--- Task requirements ---
Output the records exactly. Include every line.

[Data records]
--------------------------------

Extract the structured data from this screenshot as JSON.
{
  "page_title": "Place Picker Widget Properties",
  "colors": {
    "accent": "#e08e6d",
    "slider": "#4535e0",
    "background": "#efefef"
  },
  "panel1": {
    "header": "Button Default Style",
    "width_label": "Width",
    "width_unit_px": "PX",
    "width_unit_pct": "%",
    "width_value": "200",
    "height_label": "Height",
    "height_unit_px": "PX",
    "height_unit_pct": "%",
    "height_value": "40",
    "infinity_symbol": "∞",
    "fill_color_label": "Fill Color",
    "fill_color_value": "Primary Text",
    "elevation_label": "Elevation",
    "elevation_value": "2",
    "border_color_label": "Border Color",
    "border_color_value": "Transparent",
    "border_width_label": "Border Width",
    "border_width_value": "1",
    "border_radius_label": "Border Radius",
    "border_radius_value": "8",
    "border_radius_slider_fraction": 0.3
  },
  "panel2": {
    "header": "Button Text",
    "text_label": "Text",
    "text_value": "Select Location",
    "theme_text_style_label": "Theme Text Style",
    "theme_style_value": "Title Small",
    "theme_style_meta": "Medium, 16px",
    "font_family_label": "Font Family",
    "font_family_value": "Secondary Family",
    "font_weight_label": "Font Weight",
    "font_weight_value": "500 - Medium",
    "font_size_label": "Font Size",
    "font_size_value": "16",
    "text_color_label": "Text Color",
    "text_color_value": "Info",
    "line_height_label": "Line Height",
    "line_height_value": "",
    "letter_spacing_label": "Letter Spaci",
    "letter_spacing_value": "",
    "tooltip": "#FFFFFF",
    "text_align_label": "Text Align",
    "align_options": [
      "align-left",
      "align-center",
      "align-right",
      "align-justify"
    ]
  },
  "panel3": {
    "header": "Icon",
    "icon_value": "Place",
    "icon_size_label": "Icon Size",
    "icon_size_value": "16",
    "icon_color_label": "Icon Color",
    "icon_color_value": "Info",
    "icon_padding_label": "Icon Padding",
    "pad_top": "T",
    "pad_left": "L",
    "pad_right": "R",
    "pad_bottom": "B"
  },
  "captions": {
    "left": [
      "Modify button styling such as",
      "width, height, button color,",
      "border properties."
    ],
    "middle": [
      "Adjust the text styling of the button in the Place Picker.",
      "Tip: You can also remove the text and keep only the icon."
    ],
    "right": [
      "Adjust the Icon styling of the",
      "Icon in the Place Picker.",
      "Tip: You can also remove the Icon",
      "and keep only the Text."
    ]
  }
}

--------------------------------

--- Expected answer ---
Extract the structured data from this screenshot as JSON.
{
  "page_title": "Place Picker Widget Properties",
  "colors": {
    "accent": "#e08e6d",
    "slider": "#4535e0",
    "background": "#efefef"
  },
  "panel1": {
    "header": "Button Default Style",
    "width_label": "Width",
    "width_unit_px": "PX",
    "width_unit_pct": "%",
    "width_value": "200",
    "height_label": "Height",
    "height_unit_px": "PX",
    "height_unit_pct": "%",
    "height_value": "40",
    "infinity_symbol": "∞",
    "fill_color_label": "Fill Color",
    "fill_color_value": "Primary Text",
    "elevation_label": "Elevation",
    "elevation_value": "2",
    "border_color_label": "Border Color",
    "border_color_value": "Transparent",
    "border_width_label": "Border Width",
    "border_width_value": "1",
    "border_radius_label": "Border Radius",
    "border_radius_value": "8",
    "border_radius_slider_fraction": 0.3
  },
  "panel2": {
    "header": "Button Text",
    "text_label": "Text",
    "text_value": "Select Location",
    "theme_text_style_label": "Theme Text Style",
    "theme_style_value": "Title Small",
    "theme_style_meta": "Medium, 16px",
    "font_family_label": "Font Family",
    "font_family_value": "Secondary Family",
    "font_weight_label": "Font Weight",
    "font_weight_value": "500 - Medium",
    "font_size_label": "Font Size",
    "font_size_value": "16",
    "text_color_label": "Text Color",
    "text_color_value": "Info",
    "line_height_label": "Line Height",
    "line_height_value": "",
    "letter_spacing_label": "Letter Spaci",
    "letter_spacing_value": "",
    "tooltip": "#FFFFFF",
    "text_align_label": "Text Align",
    "align_options": [
      "align-left",
      "align-center",
      "align-right",
      "align-justify"
    ]
  },
  "panel3": {
    "header": "Icon",
    "icon_value": "Place",
    "icon_size_label": "Icon Size",
    "icon_size_value": "16",
    "icon_color_label": "Icon Color",
    "icon_color_value": "Info",
    "icon_padding_label": "Icon Padding",
    "pad_top": "T",
    "pad_left": "L",
    "pad_right": "R",
    "pad_bottom": "B"
  },
  "captions": {
    "left": [
      "Modify button styling such as",
      "width, height, button color,",
      "border properties."
    ],
    "middle": [
      "Adjust the text styling of the button in the Place Picker.",
      "Tip: You can also remove the text and keep only the icon."
    ],
    "right": [
      "Adjust the Icon styling of the",
      "Icon in the Place Picker.",
      "Tip: You can also remove the Icon",
      "and keep only the Text."
    ]
  }
}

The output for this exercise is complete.